PROVIDED MATERIAL ->
───

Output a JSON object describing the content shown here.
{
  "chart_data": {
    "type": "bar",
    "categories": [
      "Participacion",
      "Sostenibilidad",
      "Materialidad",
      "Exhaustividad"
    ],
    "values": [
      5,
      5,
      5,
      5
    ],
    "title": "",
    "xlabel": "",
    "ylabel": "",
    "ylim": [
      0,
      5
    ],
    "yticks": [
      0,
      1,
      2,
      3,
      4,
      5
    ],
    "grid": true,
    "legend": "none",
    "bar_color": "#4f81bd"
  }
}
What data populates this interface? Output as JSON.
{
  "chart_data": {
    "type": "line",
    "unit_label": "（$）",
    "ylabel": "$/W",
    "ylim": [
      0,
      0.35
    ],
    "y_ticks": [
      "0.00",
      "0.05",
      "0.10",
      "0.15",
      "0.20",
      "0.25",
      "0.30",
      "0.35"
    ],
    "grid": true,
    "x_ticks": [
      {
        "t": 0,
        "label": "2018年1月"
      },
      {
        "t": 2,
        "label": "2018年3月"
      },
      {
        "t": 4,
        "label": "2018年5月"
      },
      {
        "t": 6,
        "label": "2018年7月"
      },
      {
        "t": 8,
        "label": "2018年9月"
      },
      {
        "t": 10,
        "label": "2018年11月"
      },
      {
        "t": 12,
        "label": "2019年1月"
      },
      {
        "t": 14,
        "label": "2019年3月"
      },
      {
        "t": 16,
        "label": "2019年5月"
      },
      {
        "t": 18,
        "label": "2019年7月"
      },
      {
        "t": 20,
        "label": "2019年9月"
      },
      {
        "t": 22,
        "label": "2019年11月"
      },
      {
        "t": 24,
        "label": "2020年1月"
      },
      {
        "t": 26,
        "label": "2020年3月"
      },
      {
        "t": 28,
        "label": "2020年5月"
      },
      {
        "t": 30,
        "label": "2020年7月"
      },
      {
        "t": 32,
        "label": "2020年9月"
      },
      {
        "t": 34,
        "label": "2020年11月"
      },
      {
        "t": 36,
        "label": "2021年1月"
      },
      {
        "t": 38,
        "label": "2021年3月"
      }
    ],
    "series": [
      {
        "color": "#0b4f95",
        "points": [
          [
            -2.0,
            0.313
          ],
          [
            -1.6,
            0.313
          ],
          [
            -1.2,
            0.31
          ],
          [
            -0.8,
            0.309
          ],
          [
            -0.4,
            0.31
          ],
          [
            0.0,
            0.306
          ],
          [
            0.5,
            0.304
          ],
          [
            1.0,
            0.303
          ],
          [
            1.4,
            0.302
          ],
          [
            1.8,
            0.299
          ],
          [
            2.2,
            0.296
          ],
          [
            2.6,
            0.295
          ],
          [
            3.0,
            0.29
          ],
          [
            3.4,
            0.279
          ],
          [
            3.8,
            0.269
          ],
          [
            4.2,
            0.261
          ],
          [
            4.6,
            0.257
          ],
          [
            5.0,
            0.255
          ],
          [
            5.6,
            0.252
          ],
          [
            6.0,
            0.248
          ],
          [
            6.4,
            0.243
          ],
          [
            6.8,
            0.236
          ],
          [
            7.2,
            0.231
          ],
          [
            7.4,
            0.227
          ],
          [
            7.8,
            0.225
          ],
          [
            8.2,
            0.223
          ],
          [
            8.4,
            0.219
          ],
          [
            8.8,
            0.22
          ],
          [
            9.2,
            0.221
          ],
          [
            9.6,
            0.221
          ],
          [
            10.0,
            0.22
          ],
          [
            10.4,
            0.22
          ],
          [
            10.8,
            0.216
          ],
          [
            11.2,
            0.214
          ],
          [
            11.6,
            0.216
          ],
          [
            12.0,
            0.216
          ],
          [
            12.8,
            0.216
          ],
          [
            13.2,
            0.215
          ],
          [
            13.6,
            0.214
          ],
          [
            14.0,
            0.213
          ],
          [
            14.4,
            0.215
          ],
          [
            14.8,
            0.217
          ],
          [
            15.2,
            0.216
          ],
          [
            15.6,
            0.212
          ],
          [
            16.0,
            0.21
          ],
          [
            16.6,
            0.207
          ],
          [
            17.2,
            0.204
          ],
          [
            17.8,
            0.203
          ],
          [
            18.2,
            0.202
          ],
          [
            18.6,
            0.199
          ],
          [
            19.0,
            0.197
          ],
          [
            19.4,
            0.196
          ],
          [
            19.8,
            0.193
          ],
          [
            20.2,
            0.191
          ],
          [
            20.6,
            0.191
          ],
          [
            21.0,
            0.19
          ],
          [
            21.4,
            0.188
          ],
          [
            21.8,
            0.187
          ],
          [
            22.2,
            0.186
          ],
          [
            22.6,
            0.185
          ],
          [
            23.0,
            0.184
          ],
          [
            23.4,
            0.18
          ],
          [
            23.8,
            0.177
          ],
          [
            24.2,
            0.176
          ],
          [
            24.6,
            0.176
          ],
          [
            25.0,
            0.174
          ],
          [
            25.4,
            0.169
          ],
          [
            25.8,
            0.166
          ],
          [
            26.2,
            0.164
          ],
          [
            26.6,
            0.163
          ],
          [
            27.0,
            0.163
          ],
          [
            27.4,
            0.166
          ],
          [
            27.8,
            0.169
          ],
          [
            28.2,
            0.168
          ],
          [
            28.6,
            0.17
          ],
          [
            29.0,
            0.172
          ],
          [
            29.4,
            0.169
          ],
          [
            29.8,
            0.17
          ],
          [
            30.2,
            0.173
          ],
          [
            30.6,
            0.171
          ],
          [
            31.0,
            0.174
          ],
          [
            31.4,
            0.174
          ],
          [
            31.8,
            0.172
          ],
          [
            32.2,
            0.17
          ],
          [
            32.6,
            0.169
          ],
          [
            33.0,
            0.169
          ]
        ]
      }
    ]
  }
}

───

SET EXERCISE -> List all lines above in which the string "JSON" appears.

TASK ANSWER ->
Output a JSON object describing the content shown here.
What data populates this interface? Output as JSON.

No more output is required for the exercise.